## Exercise prompt
Please copy the data from the start through the line containing "- sequence-cell: [2286, 276, 2347, 320]", including both ends.
** begin **
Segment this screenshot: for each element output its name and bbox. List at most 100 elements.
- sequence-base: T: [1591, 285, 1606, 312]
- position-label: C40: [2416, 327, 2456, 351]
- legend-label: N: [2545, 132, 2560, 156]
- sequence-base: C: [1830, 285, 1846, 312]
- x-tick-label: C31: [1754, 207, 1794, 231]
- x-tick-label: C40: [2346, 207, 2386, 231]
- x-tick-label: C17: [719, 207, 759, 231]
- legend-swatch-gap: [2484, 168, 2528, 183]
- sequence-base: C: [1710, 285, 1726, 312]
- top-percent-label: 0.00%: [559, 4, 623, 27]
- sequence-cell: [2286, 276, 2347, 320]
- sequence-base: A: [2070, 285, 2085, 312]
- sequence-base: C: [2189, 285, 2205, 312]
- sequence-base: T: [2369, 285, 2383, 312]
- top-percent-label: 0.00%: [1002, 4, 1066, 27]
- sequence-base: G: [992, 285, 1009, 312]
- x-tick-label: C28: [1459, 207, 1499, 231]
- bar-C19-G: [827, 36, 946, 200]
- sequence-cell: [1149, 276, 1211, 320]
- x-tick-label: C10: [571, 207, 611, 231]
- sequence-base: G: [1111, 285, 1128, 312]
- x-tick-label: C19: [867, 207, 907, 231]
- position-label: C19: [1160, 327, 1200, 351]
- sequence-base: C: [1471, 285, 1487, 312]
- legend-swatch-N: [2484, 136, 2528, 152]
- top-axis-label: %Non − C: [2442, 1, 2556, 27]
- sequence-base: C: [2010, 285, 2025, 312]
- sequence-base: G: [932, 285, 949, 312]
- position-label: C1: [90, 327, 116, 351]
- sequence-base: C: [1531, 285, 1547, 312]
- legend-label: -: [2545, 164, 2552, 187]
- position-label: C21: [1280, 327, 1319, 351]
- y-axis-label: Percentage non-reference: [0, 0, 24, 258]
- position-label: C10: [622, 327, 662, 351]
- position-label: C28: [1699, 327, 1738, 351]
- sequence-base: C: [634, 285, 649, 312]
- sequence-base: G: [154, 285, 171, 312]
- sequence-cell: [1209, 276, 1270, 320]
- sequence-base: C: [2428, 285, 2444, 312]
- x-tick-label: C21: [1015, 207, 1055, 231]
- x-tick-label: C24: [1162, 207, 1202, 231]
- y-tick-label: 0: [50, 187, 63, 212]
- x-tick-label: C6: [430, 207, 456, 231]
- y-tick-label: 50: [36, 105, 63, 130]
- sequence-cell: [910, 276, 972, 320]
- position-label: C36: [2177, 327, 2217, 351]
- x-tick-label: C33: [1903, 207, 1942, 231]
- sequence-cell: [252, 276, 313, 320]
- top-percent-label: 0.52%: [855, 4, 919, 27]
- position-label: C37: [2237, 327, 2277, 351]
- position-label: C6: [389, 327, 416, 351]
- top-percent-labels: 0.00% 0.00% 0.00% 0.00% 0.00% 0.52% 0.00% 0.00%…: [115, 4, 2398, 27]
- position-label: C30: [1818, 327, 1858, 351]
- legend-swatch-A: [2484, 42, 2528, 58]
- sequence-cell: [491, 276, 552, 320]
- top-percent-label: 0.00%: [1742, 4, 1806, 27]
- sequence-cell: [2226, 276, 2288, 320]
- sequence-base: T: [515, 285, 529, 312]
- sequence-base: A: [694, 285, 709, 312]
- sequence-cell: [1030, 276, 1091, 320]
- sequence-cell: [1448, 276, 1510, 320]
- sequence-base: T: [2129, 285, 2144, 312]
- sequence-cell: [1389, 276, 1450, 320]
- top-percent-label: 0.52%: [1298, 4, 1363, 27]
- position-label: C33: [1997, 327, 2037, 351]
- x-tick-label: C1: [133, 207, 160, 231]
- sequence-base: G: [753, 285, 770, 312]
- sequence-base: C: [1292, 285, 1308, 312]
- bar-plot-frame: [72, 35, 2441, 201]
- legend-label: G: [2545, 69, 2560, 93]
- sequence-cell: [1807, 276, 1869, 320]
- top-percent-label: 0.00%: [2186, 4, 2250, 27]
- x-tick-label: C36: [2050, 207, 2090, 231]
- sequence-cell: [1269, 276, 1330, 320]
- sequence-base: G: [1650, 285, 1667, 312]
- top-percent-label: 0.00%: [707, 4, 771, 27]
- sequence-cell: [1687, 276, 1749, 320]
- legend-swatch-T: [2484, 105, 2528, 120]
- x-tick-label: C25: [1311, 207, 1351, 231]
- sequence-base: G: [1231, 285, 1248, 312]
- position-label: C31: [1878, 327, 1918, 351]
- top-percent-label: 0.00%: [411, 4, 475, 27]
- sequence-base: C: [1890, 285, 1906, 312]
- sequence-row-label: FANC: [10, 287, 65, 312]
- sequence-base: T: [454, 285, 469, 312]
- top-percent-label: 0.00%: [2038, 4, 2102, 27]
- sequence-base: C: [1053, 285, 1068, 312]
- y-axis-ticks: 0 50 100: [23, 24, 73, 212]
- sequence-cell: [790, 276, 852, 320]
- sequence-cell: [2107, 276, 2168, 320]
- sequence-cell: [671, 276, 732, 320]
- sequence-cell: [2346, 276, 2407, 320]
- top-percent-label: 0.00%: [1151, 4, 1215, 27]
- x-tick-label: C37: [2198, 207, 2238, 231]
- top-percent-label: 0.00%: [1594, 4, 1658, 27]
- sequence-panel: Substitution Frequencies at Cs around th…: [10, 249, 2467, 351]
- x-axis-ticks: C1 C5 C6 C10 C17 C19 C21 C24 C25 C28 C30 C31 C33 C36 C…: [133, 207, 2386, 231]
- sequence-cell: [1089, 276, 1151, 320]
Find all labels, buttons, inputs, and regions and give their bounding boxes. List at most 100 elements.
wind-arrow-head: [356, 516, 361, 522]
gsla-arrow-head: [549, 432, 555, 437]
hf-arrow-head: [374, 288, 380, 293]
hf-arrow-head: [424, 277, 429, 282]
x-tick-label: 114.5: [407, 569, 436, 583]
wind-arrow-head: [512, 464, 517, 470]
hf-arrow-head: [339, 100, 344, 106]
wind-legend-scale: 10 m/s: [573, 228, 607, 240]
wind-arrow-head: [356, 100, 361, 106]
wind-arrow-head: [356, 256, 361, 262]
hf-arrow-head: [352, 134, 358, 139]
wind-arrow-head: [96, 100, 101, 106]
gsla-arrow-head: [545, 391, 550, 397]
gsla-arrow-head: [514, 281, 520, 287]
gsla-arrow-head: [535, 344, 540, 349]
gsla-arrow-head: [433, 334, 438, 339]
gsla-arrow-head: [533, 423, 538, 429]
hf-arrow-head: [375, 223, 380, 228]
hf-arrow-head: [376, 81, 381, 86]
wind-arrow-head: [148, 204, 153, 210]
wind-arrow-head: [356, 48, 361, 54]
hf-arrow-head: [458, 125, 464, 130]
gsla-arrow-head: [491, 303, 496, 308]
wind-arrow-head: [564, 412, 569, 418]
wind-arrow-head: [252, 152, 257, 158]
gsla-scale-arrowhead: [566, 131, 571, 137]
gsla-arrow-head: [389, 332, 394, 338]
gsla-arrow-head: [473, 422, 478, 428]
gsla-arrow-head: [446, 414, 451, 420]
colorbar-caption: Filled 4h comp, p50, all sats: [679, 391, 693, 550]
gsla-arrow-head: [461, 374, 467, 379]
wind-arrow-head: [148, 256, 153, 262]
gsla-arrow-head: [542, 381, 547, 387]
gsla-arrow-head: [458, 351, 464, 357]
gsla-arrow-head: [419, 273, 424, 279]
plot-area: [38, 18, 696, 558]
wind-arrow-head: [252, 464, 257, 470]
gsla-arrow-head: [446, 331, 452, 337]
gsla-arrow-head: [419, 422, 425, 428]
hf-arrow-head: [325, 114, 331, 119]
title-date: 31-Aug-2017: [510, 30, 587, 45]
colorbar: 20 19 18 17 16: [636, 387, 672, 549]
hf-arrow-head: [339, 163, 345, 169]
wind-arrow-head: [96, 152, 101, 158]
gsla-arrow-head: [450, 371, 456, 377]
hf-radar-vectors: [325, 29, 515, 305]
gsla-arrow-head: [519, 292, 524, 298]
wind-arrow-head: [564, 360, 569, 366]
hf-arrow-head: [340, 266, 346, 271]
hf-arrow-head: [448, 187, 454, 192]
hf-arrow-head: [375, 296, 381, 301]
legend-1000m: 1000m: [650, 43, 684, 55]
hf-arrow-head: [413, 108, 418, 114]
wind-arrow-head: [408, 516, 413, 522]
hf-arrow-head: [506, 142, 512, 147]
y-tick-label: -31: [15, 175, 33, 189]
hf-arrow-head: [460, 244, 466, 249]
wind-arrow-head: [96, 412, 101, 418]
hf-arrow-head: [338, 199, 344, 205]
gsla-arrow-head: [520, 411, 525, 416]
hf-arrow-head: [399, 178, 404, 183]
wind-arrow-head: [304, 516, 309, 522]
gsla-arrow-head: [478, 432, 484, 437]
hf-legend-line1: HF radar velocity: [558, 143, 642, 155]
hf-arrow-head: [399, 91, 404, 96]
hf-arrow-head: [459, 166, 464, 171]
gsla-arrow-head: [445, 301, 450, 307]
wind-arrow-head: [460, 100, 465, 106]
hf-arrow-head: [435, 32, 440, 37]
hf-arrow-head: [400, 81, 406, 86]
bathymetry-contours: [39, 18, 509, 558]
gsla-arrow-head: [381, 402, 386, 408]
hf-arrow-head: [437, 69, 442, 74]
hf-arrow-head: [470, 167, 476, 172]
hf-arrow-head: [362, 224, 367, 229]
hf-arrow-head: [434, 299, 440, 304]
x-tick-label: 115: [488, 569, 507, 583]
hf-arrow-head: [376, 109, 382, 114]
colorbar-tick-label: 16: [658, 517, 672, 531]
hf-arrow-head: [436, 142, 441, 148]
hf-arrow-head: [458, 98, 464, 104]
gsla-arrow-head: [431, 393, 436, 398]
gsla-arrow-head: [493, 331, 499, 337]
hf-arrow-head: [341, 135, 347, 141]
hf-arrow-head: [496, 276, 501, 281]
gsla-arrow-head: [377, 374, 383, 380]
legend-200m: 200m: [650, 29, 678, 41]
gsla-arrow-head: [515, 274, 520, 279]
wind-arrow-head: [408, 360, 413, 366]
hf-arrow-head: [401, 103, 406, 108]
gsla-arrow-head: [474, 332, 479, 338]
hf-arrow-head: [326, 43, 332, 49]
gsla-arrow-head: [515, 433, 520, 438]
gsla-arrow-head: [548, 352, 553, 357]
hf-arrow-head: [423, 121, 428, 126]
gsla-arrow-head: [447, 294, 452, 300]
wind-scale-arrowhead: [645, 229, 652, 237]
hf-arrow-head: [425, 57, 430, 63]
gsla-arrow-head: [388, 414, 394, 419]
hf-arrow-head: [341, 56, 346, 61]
** end **
## Correct result
Segment this screenshot: for each element output its name and bbox. List at most 100 elements.
- sequence-base: T: [1591, 285, 1606, 312]
- position-label: C40: [2416, 327, 2456, 351]
- legend-label: N: [2545, 132, 2560, 156]
- sequence-base: C: [1830, 285, 1846, 312]
- x-tick-label: C31: [1754, 207, 1794, 231]
- x-tick-label: C40: [2346, 207, 2386, 231]
- x-tick-label: C17: [719, 207, 759, 231]
- legend-swatch-gap: [2484, 168, 2528, 183]
- sequence-base: C: [1710, 285, 1726, 312]
- top-percent-label: 0.00%: [559, 4, 623, 27]
- sequence-cell: [2286, 276, 2347, 320]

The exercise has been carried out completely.